Look for "Convert this screenshot" in the records below, then copy that line and every line after it, exactly and with nothing added.

::::::::::

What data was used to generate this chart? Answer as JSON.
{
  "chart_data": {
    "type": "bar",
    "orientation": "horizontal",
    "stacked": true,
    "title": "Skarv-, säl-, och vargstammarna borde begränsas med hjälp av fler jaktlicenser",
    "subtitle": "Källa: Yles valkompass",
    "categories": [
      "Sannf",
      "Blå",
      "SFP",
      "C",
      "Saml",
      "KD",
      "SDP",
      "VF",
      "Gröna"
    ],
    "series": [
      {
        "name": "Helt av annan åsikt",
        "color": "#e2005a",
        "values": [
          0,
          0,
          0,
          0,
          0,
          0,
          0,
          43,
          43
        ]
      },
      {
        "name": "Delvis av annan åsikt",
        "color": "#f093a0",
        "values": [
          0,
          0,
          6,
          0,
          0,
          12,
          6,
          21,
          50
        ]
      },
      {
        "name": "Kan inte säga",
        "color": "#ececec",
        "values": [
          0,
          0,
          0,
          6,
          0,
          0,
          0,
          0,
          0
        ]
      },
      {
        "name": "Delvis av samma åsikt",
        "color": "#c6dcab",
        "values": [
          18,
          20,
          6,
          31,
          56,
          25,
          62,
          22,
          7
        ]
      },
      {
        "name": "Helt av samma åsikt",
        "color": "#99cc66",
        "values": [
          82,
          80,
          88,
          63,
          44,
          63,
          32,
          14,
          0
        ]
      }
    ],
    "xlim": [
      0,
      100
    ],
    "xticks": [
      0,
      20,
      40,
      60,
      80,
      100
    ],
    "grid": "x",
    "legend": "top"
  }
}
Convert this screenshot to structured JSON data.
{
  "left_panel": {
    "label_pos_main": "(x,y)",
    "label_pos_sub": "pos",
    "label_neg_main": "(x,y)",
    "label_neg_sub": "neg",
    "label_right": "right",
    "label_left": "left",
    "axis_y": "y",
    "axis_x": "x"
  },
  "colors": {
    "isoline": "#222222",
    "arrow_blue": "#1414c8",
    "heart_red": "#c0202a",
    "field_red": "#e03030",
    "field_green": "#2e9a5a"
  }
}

::::::::::

EXERCISE OUTPUT –
Convert this screenshot to structured JSON data.
{
  "left_panel": {
    "label_pos_main": "(x,y)",
    "label_pos_sub": "pos",
    "label_neg_main": "(x,y)",
    "label_neg_sub": "neg",
    "label_right": "right",
    "label_left": "left",
    "axis_y": "y",
    "axis_x": "x"
  },
  "colors": {
    "isoline": "#222222",
    "arrow_blue": "#1414c8",
    "heart_red": "#c0202a",
    "field_red": "#e03030",
    "field_green": "#2e9a5a"
  }
}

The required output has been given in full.